PAGE TEXT:
──────

Now, there is nothing I can say that won’t sound like a broken record regarding how much the Coyotes could use some elite scoring talent, but there is another really interesting thing about the Ducks I’d like to point out: Their fourth line centre, Nick Bonino, has 33 points. That would put him at or near the top of the Coyotes scoring charts.
Obviously Bonino is benefiting from insane mismatches and isn’t about to become a star player, but that is exactly the point. I don’t know why NHL teams/head coaches insist on making the fourth line a checking/enforcing line when there is an obvious edge to be had by stacking the line with 2A players. And they are never, or very rarely, deployed in game altering, tight checking situations anyways.

What I mean by 2A is a player who is probably never going to be a scoring star in the NHL or a top two centre on a contending team, but who nevertheless racks up points in the AHL and has a lot of talent. These players could be deployed to easily gain an edge against the inferior, slow, plodding enforcer type players playing on most team’s fourth lines.

Bonino is like Wayne Gretzky when he’s lining up against players like Jeff Halpern or Colton Orr. Now, obviously a player like Bonino is going to play more than the four minutes a night allotted to guys like Bisonette, and so he won’t always have an exploitable matchup, but that begs the question: Why have a whole line that barely plays when over an 82 game schedule players are going to be tired, injured etc? Why burn out your best players instead of rolling four lines?

──────

SHORT EXERCISE:
According to the hockey commentary, what position does Nick Bonino play for the Ducks, and how many points does he have?

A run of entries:
──────

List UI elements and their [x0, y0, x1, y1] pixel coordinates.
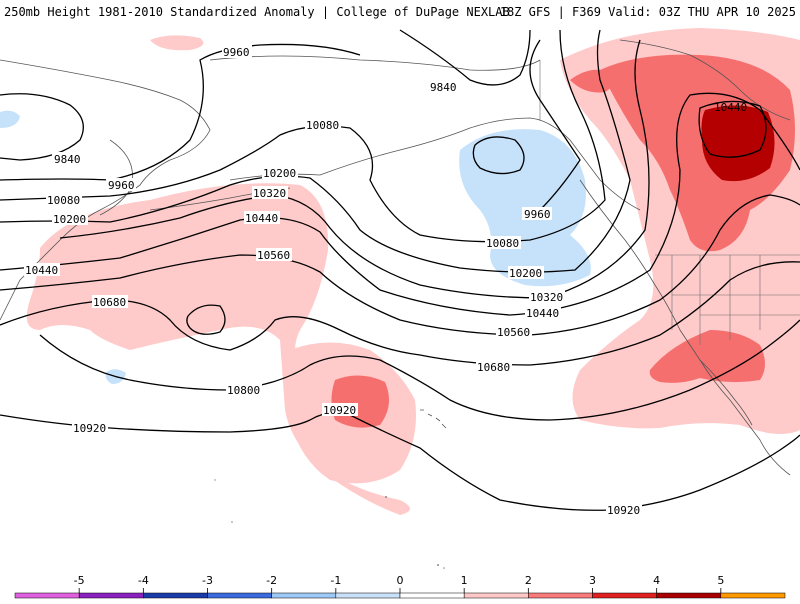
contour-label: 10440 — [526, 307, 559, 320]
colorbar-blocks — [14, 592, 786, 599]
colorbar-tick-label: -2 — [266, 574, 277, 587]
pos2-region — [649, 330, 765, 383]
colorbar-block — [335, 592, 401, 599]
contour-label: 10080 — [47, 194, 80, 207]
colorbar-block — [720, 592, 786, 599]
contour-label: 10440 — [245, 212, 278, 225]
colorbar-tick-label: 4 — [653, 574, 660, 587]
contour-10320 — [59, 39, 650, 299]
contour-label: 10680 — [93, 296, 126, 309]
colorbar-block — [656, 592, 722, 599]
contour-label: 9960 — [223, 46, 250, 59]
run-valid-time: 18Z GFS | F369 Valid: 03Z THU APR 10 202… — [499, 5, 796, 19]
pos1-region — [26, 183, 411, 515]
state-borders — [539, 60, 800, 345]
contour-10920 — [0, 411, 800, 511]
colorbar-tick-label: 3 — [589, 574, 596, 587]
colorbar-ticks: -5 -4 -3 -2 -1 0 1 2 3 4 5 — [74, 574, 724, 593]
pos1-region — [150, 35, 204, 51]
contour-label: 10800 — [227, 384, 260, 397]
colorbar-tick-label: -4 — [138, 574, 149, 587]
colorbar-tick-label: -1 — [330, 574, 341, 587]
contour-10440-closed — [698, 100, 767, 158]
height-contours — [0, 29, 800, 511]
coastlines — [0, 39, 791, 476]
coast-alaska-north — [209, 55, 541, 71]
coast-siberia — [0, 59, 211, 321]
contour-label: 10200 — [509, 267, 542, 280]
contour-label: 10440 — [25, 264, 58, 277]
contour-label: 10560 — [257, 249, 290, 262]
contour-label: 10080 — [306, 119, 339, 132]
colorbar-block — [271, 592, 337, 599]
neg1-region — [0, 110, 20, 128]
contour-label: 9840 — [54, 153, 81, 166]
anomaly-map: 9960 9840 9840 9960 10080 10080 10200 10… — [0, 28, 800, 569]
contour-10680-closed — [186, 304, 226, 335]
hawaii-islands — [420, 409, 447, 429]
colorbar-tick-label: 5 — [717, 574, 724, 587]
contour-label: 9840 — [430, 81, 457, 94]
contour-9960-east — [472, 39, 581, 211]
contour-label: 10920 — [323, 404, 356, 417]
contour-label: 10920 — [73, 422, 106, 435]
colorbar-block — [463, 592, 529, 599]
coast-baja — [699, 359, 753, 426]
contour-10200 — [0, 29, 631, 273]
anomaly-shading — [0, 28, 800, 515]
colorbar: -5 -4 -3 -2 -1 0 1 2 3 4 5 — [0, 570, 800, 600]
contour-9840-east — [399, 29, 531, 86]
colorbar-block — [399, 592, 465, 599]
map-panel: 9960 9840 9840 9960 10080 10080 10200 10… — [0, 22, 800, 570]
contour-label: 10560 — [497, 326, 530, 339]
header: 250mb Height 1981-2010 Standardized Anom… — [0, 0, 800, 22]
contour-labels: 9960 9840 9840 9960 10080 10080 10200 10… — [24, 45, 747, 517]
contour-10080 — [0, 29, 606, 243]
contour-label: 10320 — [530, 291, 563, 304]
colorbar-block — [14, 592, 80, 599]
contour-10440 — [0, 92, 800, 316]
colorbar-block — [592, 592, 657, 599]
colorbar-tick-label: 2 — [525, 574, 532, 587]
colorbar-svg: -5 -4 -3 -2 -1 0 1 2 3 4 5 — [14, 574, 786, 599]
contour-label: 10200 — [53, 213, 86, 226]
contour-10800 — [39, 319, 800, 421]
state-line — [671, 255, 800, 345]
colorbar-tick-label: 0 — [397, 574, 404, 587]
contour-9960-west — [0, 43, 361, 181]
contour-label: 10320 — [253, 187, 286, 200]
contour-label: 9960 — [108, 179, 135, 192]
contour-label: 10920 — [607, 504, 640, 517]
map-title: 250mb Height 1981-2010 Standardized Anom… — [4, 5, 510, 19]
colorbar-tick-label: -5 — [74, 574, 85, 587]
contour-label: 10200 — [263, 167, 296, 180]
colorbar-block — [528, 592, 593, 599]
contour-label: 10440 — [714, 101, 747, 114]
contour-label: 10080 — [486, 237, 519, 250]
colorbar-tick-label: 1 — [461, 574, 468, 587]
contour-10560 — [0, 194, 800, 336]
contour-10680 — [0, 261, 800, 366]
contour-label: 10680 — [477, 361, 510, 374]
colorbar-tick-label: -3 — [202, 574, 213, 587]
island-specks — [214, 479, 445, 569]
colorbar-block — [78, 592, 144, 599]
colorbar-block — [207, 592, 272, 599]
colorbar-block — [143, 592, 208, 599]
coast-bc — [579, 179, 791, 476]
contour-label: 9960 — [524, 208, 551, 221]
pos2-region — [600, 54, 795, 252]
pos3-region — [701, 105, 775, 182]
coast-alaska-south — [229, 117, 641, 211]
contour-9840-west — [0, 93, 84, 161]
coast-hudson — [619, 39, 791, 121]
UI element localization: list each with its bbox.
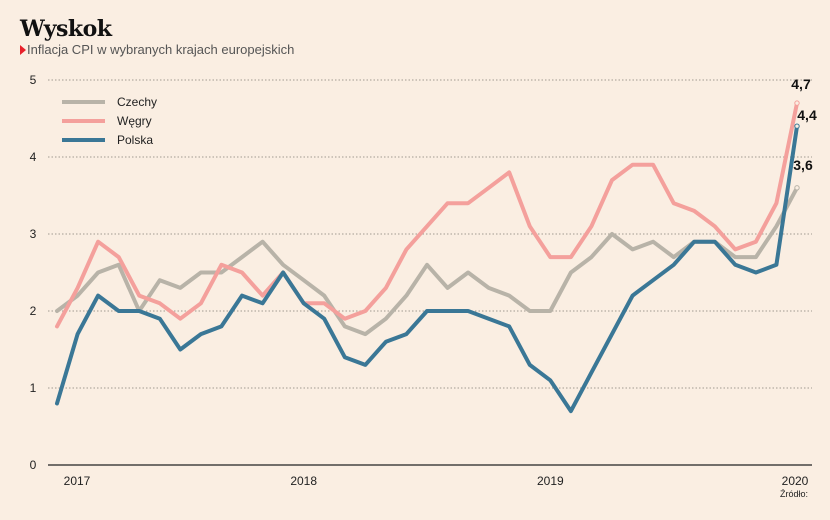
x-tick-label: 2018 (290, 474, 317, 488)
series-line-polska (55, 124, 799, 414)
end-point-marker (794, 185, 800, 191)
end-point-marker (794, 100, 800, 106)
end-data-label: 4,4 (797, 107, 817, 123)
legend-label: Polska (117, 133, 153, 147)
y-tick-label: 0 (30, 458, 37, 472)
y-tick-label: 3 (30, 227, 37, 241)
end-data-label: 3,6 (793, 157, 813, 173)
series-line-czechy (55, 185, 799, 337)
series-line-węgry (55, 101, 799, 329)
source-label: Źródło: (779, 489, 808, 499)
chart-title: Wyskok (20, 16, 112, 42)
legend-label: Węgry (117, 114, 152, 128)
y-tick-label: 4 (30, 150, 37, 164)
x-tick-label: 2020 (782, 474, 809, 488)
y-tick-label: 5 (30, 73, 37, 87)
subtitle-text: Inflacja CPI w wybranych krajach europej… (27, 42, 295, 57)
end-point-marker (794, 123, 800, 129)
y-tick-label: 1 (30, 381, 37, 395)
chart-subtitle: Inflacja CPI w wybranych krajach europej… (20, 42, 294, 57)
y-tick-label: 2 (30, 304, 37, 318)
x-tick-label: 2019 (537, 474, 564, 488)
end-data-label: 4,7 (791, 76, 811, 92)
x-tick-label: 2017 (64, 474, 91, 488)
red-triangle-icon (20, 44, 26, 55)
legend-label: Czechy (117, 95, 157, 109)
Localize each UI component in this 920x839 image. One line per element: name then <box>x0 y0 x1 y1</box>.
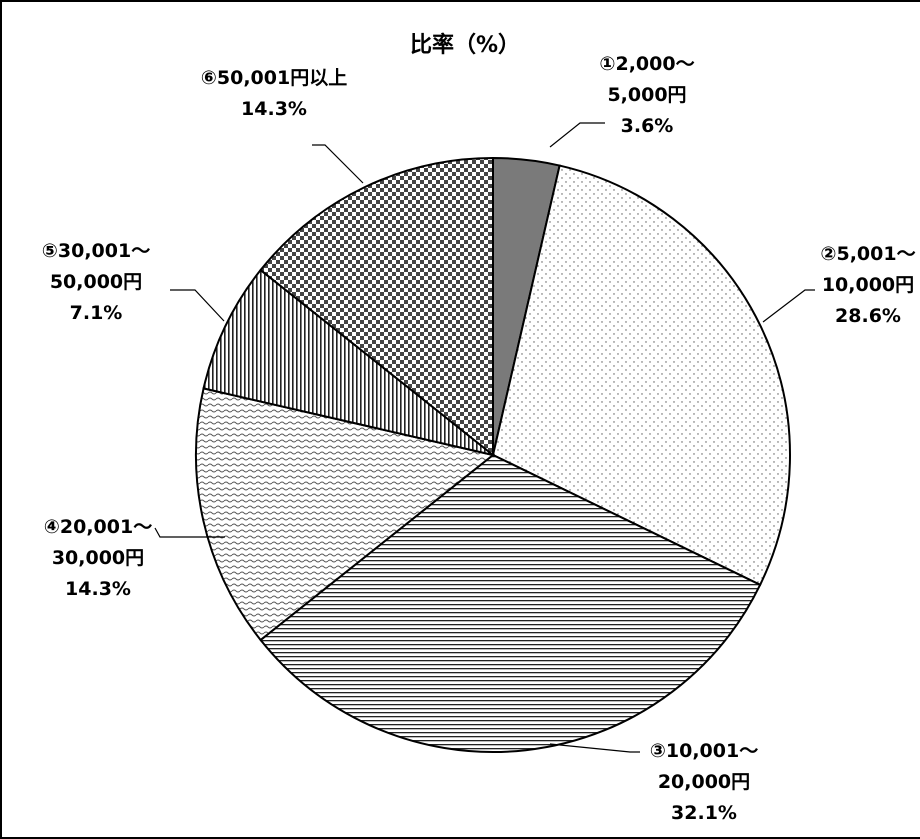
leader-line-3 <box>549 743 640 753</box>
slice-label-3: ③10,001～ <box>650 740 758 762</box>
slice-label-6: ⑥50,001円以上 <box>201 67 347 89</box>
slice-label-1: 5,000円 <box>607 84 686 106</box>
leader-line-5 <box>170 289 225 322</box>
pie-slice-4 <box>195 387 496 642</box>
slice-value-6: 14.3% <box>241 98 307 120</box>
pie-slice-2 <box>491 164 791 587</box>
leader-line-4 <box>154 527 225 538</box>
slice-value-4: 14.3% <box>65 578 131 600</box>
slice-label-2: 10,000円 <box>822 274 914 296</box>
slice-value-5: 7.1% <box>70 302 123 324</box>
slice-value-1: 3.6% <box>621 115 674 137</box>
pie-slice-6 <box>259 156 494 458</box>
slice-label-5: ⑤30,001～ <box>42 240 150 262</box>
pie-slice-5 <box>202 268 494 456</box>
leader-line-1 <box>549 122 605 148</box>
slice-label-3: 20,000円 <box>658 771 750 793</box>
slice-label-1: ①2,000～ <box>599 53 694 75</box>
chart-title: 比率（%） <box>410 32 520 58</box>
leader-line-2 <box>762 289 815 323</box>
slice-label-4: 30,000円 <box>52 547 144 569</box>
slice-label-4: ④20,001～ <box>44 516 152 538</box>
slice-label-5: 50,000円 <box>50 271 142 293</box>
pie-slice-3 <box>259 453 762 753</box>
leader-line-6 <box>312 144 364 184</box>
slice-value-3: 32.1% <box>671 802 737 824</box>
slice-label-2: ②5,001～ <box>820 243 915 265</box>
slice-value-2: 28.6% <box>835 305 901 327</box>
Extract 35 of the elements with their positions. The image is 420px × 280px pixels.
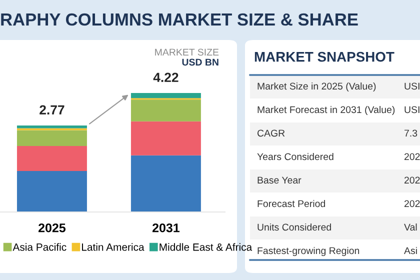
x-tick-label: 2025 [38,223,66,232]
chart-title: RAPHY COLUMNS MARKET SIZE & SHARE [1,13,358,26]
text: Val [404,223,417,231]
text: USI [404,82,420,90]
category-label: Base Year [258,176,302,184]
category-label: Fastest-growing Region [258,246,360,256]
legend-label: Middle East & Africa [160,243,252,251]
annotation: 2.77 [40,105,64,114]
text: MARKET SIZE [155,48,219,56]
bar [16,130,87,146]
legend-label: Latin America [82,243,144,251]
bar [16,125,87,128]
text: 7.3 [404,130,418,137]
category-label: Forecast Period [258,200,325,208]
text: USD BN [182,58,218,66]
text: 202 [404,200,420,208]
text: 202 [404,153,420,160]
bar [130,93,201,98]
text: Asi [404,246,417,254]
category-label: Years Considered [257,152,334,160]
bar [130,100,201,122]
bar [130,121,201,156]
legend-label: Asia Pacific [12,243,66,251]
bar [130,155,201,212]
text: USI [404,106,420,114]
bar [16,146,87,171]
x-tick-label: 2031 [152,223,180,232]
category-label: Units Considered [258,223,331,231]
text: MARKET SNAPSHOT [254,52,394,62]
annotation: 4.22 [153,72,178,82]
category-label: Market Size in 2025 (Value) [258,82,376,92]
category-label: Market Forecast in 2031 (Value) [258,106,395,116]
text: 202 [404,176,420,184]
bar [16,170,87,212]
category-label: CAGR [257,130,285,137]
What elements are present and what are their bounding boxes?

──────

SOLVED PROBLEM:
He is the Ducks' fourth-line center, and he has 33 points.